── THE INPUT ──
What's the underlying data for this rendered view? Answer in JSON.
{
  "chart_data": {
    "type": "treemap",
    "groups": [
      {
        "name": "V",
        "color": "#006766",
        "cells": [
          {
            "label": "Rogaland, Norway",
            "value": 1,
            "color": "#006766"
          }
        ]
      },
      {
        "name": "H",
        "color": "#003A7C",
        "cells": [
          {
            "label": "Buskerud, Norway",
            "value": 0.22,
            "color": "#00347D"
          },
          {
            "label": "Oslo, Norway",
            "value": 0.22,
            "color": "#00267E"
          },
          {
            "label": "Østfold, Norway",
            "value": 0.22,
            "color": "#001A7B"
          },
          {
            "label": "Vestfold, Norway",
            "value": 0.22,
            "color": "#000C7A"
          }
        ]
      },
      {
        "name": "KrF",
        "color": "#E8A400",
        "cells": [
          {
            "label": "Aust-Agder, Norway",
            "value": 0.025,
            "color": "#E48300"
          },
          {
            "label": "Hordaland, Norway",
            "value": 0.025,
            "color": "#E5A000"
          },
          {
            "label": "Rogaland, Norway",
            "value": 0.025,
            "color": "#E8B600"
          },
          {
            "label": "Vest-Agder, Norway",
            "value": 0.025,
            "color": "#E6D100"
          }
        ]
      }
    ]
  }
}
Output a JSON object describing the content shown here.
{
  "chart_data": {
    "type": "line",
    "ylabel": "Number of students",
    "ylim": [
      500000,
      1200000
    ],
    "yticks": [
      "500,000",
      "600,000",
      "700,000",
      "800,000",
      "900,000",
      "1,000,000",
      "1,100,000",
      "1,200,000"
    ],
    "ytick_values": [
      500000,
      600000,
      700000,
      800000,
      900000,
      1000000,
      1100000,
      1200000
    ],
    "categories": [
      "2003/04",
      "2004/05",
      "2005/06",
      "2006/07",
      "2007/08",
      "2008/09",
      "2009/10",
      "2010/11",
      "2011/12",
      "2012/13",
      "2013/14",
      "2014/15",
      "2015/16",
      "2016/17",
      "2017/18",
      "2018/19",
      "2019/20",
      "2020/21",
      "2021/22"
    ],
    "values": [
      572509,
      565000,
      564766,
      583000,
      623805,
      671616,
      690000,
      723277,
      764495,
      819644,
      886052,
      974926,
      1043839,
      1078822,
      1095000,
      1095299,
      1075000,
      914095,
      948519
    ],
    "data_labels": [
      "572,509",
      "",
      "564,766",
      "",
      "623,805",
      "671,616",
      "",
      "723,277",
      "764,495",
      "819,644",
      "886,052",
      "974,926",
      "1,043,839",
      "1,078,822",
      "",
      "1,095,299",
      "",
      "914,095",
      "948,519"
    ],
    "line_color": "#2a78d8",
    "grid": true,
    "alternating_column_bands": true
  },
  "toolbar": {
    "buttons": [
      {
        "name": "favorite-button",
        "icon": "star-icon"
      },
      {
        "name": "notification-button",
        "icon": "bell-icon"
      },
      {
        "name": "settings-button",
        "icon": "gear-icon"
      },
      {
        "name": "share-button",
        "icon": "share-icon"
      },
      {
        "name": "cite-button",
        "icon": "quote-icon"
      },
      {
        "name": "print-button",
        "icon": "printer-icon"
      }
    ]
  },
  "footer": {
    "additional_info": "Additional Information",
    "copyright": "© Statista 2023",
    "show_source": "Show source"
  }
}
───
_REQUIREMENT_
Pull out each line holding the string "true".

_ANSWER TO THE EXERCISE_
    "grid": true,
    "alternating_column_bands": true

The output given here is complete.